* [Set exercise]
Extract every line of the records below verbatim, leaving out the pictures.

* [Exercise inputs]
◆ ◆ ◆ ◆ ◆ ◆ ◆
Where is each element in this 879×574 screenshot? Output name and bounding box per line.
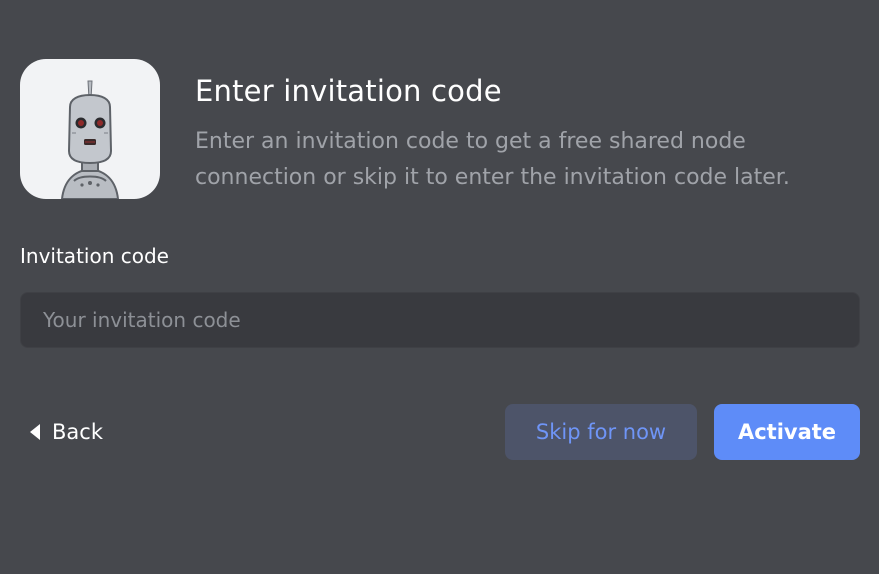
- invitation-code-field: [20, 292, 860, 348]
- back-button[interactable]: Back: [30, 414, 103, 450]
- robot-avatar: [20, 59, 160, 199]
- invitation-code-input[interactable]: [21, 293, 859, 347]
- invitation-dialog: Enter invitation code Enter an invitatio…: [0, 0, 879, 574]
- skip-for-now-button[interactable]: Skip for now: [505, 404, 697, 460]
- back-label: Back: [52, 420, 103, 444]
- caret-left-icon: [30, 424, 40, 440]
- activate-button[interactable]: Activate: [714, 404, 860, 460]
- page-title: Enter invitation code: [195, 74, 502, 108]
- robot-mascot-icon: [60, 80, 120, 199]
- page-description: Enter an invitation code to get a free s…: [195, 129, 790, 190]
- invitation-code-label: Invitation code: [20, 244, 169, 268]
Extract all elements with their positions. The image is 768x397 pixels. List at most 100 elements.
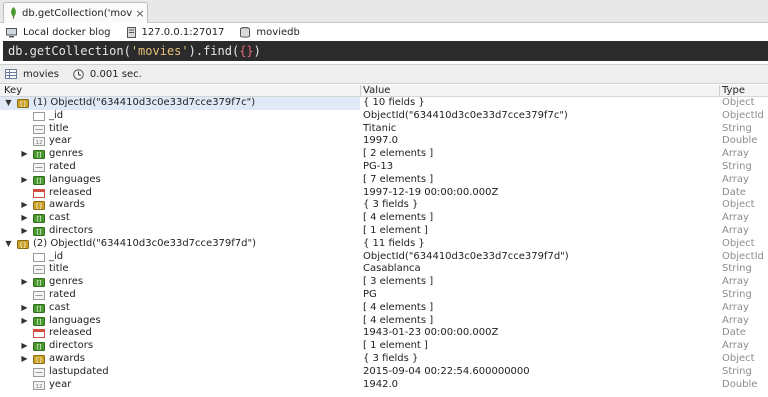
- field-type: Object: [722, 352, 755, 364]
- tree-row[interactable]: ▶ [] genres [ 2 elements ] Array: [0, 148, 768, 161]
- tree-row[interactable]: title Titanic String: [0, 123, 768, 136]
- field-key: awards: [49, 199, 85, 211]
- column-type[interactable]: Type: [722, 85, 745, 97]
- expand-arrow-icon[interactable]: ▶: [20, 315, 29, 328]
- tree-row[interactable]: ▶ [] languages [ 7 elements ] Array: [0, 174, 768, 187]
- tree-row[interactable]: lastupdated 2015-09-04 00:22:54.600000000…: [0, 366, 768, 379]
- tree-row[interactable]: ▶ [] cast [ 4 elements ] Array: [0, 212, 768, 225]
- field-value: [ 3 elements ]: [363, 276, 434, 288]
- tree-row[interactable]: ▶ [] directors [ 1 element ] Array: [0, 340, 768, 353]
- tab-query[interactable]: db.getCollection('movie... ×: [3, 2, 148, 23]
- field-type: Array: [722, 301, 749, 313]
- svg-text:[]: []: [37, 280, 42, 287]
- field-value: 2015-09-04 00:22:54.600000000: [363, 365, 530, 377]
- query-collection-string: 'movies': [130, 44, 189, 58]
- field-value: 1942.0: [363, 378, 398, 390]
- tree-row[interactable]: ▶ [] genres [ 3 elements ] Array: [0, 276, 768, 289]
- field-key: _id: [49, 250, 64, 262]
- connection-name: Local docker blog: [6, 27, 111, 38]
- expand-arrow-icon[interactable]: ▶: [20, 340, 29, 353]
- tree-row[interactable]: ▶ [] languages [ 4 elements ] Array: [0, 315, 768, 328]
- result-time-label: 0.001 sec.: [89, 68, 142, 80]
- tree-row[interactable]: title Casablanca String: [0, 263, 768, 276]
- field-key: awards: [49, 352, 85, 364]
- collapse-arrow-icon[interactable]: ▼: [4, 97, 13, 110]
◆ ◆ ◆ ◆ ◆ ◆ ◆
* [Finished answer]
Where is each element in this 879×574 screenshot? Output name and bounding box per line.
- invitation-code-field: [20, 292, 860, 348]
- back-button[interactable]: Back: [30, 414, 103, 450]
- robot-avatar: [20, 59, 160, 199]
- invitation-code-input[interactable]: [21, 293, 859, 347]
- invitation-dialog: Enter invitation code Enter an invitatio…: [0, 0, 879, 574]
- skip-for-now-button[interactable]: Skip for now: [505, 404, 697, 460]
- back-label: Back: [52, 420, 103, 444]
- caret-left-icon: [30, 424, 40, 440]
- activate-button[interactable]: Activate: [714, 404, 860, 460]
- page-title: Enter invitation code: [195, 74, 502, 108]
- robot-mascot-icon: [60, 80, 120, 199]
- page-description: Enter an invitation code to get a free s…: [195, 129, 790, 190]
- invitation-code-label: Invitation code: [20, 244, 169, 268]
Extract all elements with their positions. The image is 768x397 pixels. List at most 100 elements.
- field-type: Object: [722, 352, 755, 364]
- tree-row[interactable]: ▶ [] genres [ 2 elements ] Array: [0, 148, 768, 161]
- tree-row[interactable]: title Titanic String: [0, 123, 768, 136]
- field-key: awards: [49, 199, 85, 211]
- column-type[interactable]: Type: [722, 85, 745, 97]
- expand-arrow-icon[interactable]: ▶: [20, 315, 29, 328]
- tree-row[interactable]: ▶ [] languages [ 7 elements ] Array: [0, 174, 768, 187]
- tree-row[interactable]: lastupdated 2015-09-04 00:22:54.600000000…: [0, 366, 768, 379]
- tree-row[interactable]: ▶ [] cast [ 4 elements ] Array: [0, 212, 768, 225]
- field-value: [ 3 elements ]: [363, 276, 434, 288]
- tree-row[interactable]: ▶ [] directors [ 1 element ] Array: [0, 340, 768, 353]
- tab-query[interactable]: db.getCollection('movie... ×: [3, 2, 148, 23]
- field-type: Array: [722, 301, 749, 313]
- svg-text:[]: []: [37, 280, 42, 287]
- field-value: 2015-09-04 00:22:54.600000000: [363, 365, 530, 377]
- query-collection-string: 'movies': [130, 44, 189, 58]
- field-value: 1942.0: [363, 378, 398, 390]
- tree-row[interactable]: ▶ [] genres [ 3 elements ] Array: [0, 276, 768, 289]
- field-key: _id: [49, 250, 64, 262]
- connection-name: Local docker blog: [6, 27, 111, 38]
- expand-arrow-icon[interactable]: ▶: [20, 340, 29, 353]
- tree-row[interactable]: ▶ [] languages [ 4 elements ] Array: [0, 315, 768, 328]
- result-time-label: 0.001 sec.: [89, 68, 142, 80]
- tree-row[interactable]: title Casablanca String: [0, 263, 768, 276]
- field-key: awards: [49, 352, 85, 364]
- collapse-arrow-icon[interactable]: ▼: [4, 97, 13, 110]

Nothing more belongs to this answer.